**TASK REQUIREMENTS**
Give the data below again exactly as written, without its pictures.

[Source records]
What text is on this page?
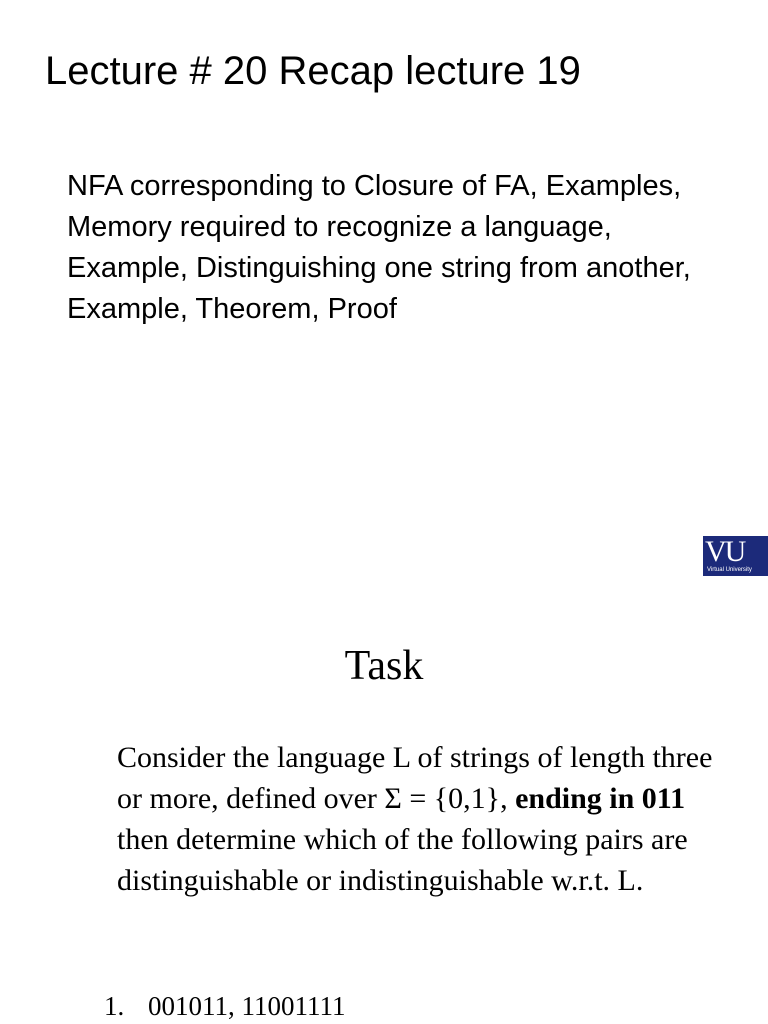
Lecture # 20 Recap lecture 19

NFA corresponding to Closure of FA, Examples, Memory required to recognize a language, Example, Distinguishing one string from another, Example, Theorem, Proof

VU
Virtual University
Task

Consider the language L of strings of length three or more, defined over Σ = {0,1}, ending in 011 then determine which of the following pairs are distinguishable or indistinguishable w.r.t. L.

1. 001011, 11001111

**OUTPUT OF THE EXERCISE**
What text is on this page?
Lecture # 20 Recap lecture 19

NFA corresponding to Closure of FA, Examples, Memory required to recognize a language, Example, Distinguishing one string from another, Example, Theorem, Proof

VU
Virtual University
Task

Consider the language L of strings of length three or more, defined over Σ = {0,1}, ending in 011 then determine which of the following pairs are distinguishable or indistinguishable w.r.t. L.

1. 001011, 11001111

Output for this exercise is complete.